- STATED TASK: Extract every line where the string "André" appears.

- RECORDS FOR THIS EXERCISE:
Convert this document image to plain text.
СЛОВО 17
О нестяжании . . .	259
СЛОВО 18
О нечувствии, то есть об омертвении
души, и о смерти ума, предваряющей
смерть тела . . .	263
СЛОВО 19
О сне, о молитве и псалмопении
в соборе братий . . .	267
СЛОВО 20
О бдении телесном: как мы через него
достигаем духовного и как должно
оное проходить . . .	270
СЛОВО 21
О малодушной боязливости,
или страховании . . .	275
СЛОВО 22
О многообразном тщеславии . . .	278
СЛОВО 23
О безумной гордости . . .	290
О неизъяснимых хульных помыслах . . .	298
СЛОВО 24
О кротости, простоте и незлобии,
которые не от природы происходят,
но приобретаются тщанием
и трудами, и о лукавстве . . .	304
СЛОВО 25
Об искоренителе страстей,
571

...

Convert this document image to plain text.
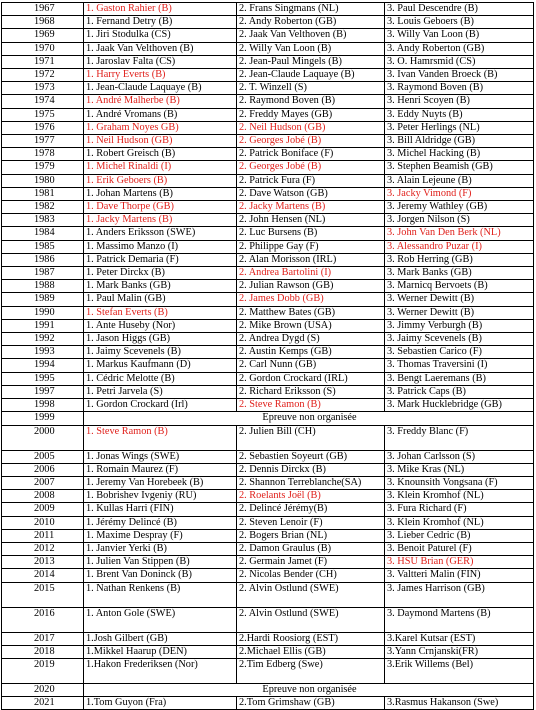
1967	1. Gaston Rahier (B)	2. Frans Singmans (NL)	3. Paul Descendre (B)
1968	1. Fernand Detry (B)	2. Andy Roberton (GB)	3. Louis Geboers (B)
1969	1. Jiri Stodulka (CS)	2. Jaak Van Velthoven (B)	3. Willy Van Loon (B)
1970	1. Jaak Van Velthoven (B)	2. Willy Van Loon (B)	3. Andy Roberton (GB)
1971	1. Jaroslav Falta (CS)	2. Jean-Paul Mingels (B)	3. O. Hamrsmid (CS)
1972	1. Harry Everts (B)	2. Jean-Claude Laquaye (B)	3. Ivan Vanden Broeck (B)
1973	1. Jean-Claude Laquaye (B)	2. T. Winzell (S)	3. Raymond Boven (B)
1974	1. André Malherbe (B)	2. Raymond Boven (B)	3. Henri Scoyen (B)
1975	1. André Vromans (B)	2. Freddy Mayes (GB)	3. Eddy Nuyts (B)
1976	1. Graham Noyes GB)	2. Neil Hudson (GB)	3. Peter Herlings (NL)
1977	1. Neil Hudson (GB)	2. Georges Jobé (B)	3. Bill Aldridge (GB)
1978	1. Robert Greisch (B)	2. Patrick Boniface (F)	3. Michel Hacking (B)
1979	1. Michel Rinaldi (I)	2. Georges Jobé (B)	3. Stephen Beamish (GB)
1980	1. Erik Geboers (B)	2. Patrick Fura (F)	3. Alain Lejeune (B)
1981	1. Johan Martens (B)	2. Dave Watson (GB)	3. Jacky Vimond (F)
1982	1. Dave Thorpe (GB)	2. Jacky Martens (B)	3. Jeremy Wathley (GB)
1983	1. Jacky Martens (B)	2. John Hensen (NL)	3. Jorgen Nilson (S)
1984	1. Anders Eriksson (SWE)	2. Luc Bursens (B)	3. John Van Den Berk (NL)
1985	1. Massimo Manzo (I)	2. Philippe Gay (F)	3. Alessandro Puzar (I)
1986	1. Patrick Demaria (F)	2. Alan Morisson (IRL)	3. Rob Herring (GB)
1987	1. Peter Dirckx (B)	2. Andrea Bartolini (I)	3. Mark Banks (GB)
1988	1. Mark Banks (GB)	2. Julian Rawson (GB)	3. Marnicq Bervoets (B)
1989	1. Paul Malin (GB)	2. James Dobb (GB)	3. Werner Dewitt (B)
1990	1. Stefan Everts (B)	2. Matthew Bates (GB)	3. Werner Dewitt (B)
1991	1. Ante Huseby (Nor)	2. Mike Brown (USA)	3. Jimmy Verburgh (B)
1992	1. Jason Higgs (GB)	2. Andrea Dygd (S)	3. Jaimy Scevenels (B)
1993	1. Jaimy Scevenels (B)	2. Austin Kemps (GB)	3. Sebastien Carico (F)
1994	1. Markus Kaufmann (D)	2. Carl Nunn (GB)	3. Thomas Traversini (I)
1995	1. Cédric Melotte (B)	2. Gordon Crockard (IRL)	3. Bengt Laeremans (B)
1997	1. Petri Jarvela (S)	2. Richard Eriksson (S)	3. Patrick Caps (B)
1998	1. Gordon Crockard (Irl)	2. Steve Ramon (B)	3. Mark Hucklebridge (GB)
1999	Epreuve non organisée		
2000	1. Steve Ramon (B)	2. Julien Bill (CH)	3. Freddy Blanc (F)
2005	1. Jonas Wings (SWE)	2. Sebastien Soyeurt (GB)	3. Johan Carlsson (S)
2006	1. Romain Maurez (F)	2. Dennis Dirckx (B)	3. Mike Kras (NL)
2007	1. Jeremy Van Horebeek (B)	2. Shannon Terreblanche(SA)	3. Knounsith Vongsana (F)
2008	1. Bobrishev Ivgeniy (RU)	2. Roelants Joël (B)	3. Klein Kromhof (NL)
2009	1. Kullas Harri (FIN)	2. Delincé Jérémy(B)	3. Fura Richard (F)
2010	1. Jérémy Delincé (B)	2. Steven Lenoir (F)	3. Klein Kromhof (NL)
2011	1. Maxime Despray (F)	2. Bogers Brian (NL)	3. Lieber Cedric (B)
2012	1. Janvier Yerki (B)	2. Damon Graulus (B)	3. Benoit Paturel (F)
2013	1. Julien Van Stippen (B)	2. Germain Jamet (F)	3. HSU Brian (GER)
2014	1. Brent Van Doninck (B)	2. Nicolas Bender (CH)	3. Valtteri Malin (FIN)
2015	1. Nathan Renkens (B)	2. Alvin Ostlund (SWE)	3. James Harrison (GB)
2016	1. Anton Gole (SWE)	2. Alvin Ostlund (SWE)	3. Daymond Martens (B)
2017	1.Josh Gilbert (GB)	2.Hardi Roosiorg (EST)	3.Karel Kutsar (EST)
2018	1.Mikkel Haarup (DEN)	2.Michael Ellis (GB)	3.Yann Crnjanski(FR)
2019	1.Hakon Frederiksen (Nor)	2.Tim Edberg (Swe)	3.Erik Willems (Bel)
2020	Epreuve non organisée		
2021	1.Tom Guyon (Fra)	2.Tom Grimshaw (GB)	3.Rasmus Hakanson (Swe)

- COMPLETED EXERCISE:
1974	1. André Malherbe (B)	2. Raymond Boven (B)	3. Henri Scoyen (B)
1975	1. André Vromans (B)	2. Freddy Mayes (GB)	3. Eddy Nuyts (B)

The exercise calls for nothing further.